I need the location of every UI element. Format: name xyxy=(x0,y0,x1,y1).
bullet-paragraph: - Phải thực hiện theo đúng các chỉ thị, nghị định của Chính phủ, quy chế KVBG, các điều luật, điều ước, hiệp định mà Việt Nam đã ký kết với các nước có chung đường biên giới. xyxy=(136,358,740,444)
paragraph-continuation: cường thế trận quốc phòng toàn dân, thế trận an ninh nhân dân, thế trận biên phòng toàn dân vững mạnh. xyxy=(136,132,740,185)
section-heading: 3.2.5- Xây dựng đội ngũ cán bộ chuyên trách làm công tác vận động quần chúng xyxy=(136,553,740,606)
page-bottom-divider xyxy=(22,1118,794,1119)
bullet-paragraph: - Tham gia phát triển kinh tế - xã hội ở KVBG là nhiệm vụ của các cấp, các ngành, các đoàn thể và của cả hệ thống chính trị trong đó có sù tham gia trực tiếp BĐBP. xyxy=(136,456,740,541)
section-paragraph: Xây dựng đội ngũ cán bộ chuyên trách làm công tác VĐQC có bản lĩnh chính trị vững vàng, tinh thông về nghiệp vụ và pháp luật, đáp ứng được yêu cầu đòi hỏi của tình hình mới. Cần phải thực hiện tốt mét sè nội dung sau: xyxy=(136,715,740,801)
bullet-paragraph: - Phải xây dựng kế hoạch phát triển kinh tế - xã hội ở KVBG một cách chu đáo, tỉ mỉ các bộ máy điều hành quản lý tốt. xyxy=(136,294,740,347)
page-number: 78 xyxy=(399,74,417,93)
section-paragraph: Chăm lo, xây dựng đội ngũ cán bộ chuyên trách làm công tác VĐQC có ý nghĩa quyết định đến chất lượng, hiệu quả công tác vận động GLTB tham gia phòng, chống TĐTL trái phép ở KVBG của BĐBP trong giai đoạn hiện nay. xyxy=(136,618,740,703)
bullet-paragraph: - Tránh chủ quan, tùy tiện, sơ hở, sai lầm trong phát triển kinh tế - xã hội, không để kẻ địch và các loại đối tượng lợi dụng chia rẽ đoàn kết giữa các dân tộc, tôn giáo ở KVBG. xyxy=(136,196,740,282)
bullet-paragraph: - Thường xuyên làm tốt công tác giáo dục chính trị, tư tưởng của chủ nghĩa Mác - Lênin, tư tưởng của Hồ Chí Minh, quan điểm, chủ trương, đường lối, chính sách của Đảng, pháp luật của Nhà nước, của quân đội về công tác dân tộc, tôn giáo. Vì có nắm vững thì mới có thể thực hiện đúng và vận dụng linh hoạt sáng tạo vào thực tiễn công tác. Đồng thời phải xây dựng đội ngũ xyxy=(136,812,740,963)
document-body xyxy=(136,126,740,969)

# # # # #

### [SET TASK]
Reproduce all of the data above line for line, with no changes.

### [TASK OUTPUT]
I need the location of every UI element. Format: name xyxy=(x0,y0,x1,y1).
bullet-paragraph: - Phải thực hiện theo đúng các chỉ thị, nghị định của Chính phủ, quy chế KVBG, các điều luật, điều ước, hiệp định mà Việt Nam đã ký kết với các nước có chung đường biên giới. xyxy=(136,358,740,444)
paragraph-continuation: cường thế trận quốc phòng toàn dân, thế trận an ninh nhân dân, thế trận biên phòng toàn dân vững mạnh. xyxy=(136,132,740,185)
section-heading: 3.2.5- Xây dựng đội ngũ cán bộ chuyên trách làm công tác vận động quần chúng xyxy=(136,553,740,606)
page-bottom-divider xyxy=(22,1118,794,1119)
bullet-paragraph: - Tham gia phát triển kinh tế - xã hội ở KVBG là nhiệm vụ của các cấp, các ngành, các đoàn thể và của cả hệ thống chính trị trong đó có sù tham gia trực tiếp BĐBP. xyxy=(136,456,740,541)
section-paragraph: Xây dựng đội ngũ cán bộ chuyên trách làm công tác VĐQC có bản lĩnh chính trị vững vàng, tinh thông về nghiệp vụ và pháp luật, đáp ứng được yêu cầu đòi hỏi của tình hình mới. Cần phải thực hiện tốt mét sè nội dung sau: xyxy=(136,715,740,801)
bullet-paragraph: - Phải xây dựng kế hoạch phát triển kinh tế - xã hội ở KVBG một cách chu đáo, tỉ mỉ các bộ máy điều hành quản lý tốt. xyxy=(136,294,740,347)
page-number: 78 xyxy=(399,74,417,93)
section-paragraph: Chăm lo, xây dựng đội ngũ cán bộ chuyên trách làm công tác VĐQC có ý nghĩa quyết định đến chất lượng, hiệu quả công tác vận động GLTB tham gia phòng, chống TĐTL trái phép ở KVBG của BĐBP trong giai đoạn hiện nay. xyxy=(136,618,740,703)
bullet-paragraph: - Tránh chủ quan, tùy tiện, sơ hở, sai lầm trong phát triển kinh tế - xã hội, không để kẻ địch và các loại đối tượng lợi dụng chia rẽ đoàn kết giữa các dân tộc, tôn giáo ở KVBG. xyxy=(136,196,740,282)
bullet-paragraph: - Thường xuyên làm tốt công tác giáo dục chính trị, tư tưởng của chủ nghĩa Mác - Lênin, tư tưởng của Hồ Chí Minh, quan điểm, chủ trương, đường lối, chính sách của Đảng, pháp luật của Nhà nước, của quân đội về công tác dân tộc, tôn giáo. Vì có nắm vững thì mới có thể thực hiện đúng và vận dụng linh hoạt sáng tạo vào thực tiễn công tác. Đồng thời phải xây dựng đội ngũ xyxy=(136,812,740,963)
document-body xyxy=(136,126,740,969)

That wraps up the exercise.